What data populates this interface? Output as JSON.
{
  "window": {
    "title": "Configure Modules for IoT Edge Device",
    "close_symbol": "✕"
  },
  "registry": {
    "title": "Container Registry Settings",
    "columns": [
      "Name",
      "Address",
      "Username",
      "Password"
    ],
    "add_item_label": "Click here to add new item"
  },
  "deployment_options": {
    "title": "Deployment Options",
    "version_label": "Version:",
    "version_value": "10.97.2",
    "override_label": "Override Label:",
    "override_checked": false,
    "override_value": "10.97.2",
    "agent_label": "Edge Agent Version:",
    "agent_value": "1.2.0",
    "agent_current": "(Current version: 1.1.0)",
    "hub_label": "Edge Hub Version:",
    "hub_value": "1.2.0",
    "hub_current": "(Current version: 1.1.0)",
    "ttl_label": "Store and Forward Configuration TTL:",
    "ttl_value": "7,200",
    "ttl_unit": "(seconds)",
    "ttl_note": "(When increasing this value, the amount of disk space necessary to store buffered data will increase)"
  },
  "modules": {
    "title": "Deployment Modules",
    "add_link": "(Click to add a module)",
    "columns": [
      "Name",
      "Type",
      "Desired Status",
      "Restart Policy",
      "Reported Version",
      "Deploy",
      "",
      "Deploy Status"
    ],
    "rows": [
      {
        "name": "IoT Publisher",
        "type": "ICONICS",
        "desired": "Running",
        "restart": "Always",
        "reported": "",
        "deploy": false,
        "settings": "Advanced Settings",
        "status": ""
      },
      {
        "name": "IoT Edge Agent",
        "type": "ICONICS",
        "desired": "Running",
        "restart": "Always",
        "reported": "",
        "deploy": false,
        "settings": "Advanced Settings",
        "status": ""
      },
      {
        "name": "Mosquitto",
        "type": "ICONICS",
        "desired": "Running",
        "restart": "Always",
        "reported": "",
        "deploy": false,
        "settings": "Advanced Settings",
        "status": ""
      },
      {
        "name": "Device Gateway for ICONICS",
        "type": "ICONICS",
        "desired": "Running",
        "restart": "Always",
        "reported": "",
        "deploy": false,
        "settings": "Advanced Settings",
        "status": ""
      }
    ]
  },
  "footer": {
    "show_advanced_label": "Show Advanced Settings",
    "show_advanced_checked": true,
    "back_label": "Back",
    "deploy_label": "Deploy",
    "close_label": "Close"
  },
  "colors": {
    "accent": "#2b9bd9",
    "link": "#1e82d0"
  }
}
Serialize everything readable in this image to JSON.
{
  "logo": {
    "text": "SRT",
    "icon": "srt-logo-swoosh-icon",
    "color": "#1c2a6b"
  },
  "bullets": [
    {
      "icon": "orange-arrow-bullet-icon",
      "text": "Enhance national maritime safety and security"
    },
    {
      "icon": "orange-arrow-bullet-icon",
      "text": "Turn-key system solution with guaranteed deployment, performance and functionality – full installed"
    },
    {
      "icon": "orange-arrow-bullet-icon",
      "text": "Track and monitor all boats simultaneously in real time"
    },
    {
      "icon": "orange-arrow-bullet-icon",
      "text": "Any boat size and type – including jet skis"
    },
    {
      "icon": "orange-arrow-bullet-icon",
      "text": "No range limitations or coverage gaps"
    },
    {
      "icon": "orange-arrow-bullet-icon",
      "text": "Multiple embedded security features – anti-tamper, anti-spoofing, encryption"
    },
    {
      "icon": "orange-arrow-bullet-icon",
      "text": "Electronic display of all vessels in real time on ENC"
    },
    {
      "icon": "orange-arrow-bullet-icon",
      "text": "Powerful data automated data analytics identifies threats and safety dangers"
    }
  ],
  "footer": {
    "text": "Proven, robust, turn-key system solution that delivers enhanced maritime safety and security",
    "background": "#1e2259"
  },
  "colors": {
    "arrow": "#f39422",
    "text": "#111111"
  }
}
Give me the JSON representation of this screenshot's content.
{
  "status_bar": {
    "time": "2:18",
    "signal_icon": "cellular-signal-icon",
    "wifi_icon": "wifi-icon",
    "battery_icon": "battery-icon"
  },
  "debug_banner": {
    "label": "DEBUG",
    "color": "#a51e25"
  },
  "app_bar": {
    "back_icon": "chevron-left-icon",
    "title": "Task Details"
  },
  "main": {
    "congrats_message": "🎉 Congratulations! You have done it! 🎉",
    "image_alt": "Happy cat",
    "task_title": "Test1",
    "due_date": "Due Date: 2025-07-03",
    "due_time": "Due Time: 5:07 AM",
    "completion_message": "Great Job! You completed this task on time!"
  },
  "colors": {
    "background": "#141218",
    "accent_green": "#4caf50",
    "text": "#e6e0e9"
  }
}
:::
§ Do this: Repeat, without change, each line of the data above from the one that contains "Give me the" through the final line, counting both.

§ The result:
Give me the JSON representation of this screenshot's content.
{
  "status_bar": {
    "time": "2:18",
    "signal_icon": "cellular-signal-icon",
    "wifi_icon": "wifi-icon",
    "battery_icon": "battery-icon"
  },
  "debug_banner": {
    "label": "DEBUG",
    "color": "#a51e25"
  },
  "app_bar": {
    "back_icon": "chevron-left-icon",
    "title": "Task Details"
  },
  "main": {
    "congrats_message": "🎉 Congratulations! You have done it! 🎉",
    "image_alt": "Happy cat",
    "task_title": "Test1",
    "due_date": "Due Date: 2025-07-03",
    "due_time": "Due Time: 5:07 AM",
    "completion_message": "Great Job! You completed this task on time!"
  },
  "colors": {
    "background": "#141218",
    "accent_green": "#4caf50",
    "text": "#e6e0e9"
  }
}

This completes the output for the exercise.